- Set exercise -
Reproduce the material in full, unchanged.

- Provided data -
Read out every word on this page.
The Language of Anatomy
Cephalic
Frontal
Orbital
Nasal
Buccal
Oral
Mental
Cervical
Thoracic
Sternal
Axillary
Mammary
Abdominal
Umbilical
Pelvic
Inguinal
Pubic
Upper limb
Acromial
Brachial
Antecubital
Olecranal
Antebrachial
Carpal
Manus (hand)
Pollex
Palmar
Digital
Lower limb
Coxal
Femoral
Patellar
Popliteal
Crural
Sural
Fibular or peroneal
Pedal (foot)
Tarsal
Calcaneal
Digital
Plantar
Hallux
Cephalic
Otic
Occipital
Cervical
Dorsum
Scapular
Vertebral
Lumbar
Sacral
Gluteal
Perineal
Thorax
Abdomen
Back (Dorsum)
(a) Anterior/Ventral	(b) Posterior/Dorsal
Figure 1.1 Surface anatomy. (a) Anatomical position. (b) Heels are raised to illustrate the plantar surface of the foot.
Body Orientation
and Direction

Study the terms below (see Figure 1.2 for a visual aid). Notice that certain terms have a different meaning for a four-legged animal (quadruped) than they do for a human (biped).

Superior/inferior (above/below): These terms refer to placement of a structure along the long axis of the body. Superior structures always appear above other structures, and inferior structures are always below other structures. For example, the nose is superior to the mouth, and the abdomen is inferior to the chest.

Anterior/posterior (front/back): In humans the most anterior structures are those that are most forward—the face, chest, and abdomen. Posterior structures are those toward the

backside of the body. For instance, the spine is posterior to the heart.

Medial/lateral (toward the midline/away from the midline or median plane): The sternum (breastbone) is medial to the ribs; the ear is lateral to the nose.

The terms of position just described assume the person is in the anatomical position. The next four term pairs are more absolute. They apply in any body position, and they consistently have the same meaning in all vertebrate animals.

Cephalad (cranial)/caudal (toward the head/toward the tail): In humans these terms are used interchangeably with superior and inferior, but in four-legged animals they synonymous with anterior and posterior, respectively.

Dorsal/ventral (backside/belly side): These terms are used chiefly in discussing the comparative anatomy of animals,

- Reply to the exercise -
Read out every word on this page.
The Language of Anatomy
Cephalic
Frontal
Orbital
Nasal
Buccal
Oral
Mental
Cervical
Thoracic
Sternal
Axillary
Mammary
Abdominal
Umbilical
Pelvic
Inguinal
Pubic
Upper limb
Acromial
Brachial
Antecubital
Olecranal
Antebrachial
Carpal
Manus (hand)
Pollex
Palmar
Digital
Lower limb
Coxal
Femoral
Patellar
Popliteal
Crural
Sural
Fibular or peroneal
Pedal (foot)
Tarsal
Calcaneal
Digital
Plantar
Hallux
Cephalic
Otic
Occipital
Cervical
Dorsum
Scapular
Vertebral
Lumbar
Sacral
Gluteal
Perineal
Thorax
Abdomen
Back (Dorsum)
(a) Anterior/Ventral	(b) Posterior/Dorsal
Figure 1.1 Surface anatomy. (a) Anatomical position. (b) Heels are raised to illustrate the plantar surface of the foot.
Body Orientation
and Direction

Study the terms below (see Figure 1.2 for a visual aid). Notice that certain terms have a different meaning for a four-legged animal (quadruped) than they do for a human (biped).

Superior/inferior (above/below): These terms refer to placement of a structure along the long axis of the body. Superior structures always appear above other structures, and inferior structures are always below other structures. For example, the nose is superior to the mouth, and the abdomen is inferior to the chest.

Anterior/posterior (front/back): In humans the most anterior structures are those that are most forward—the face, chest, and abdomen. Posterior structures are those toward the

backside of the body. For instance, the spine is posterior to the heart.

Medial/lateral (toward the midline/away from the midline or median plane): The sternum (breastbone) is medial to the ribs; the ear is lateral to the nose.

The terms of position just described assume the person is in the anatomical position. The next four term pairs are more absolute. They apply in any body position, and they consistently have the same meaning in all vertebrate animals.

Cephalad (cranial)/caudal (toward the head/toward the tail): In humans these terms are used interchangeably with superior and inferior, but in four-legged animals they synonymous with anterior and posterior, respectively.

Dorsal/ventral (backside/belly side): These terms are used chiefly in discussing the comparative anatomy of animals,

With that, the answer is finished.